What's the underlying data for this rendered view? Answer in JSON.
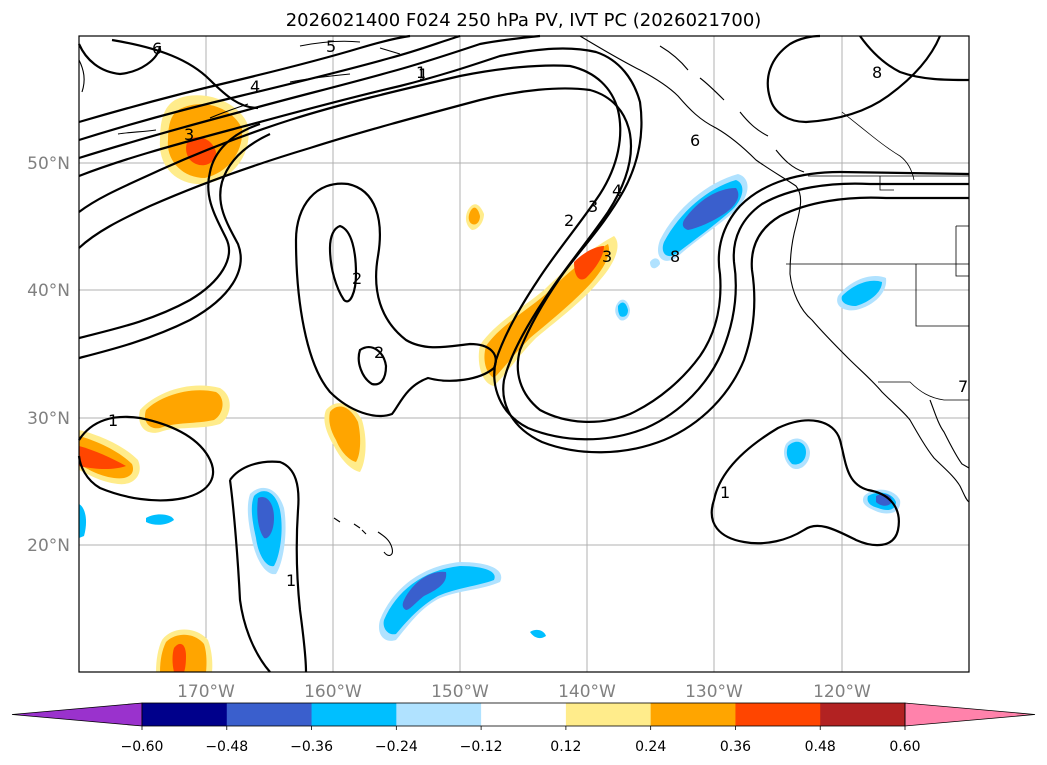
{
  "title": "2026021400 F024 250 hPa PV, IVT PC (2026021700)",
  "map": {
    "lon_ticks": [
      "170°W",
      "160°W",
      "150°W",
      "140°W",
      "130°W",
      "120°W"
    ],
    "lat_ticks": [
      "50°N",
      "40°N",
      "30°N",
      "20°N"
    ],
    "extent": {
      "lon_min": -180,
      "lon_max": -110,
      "lat_min": 10,
      "lat_max": 60
    }
  },
  "contour_labels": [
    "6",
    "5",
    "1",
    "4",
    "3",
    "2",
    "1",
    "2",
    "3",
    "4",
    "2",
    "3",
    "8",
    "1",
    "6",
    "8",
    "1",
    "1",
    "7"
  ],
  "colorbar": {
    "ticks": [
      "−0.60",
      "−0.48",
      "−0.36",
      "−0.24",
      "−0.12",
      "0.12",
      "0.24",
      "0.36",
      "0.48",
      "0.60"
    ],
    "colors": [
      "#9a32cd",
      "#00008b",
      "#3a5fcd",
      "#00bfff",
      "#b0e2ff",
      "#ffffff",
      "#ffec8b",
      "#ffa500",
      "#ff4500",
      "#b22222",
      "#ff82ab"
    ]
  }
}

____________________

Repeat all of the records verbatim, leaving out the pictures.

What's the underlying data for this rendered view? Answer in JSON.
{
  "title": "2026021400 F024 250 hPa PV, IVT PC (2026021700)",
  "map": {
    "lon_ticks": [
      "170°W",
      "160°W",
      "150°W",
      "140°W",
      "130°W",
      "120°W"
    ],
    "lat_ticks": [
      "50°N",
      "40°N",
      "30°N",
      "20°N"
    ],
    "extent": {
      "lon_min": -180,
      "lon_max": -110,
      "lat_min": 10,
      "lat_max": 60
    }
  },
  "contour_labels": [
    "6",
    "5",
    "1",
    "4",
    "3",
    "2",
    "1",
    "2",
    "3",
    "4",
    "2",
    "3",
    "8",
    "1",
    "6",
    "8",
    "1",
    "1",
    "7"
  ],
  "colorbar": {
    "ticks": [
      "−0.60",
      "−0.48",
      "−0.36",
      "−0.24",
      "−0.12",
      "0.12",
      "0.24",
      "0.36",
      "0.48",
      "0.60"
    ],
    "colors": [
      "#9a32cd",
      "#00008b",
      "#3a5fcd",
      "#00bfff",
      "#b0e2ff",
      "#ffffff",
      "#ffec8b",
      "#ffa500",
      "#ff4500",
      "#b22222",
      "#ff82ab"
    ]
  }
}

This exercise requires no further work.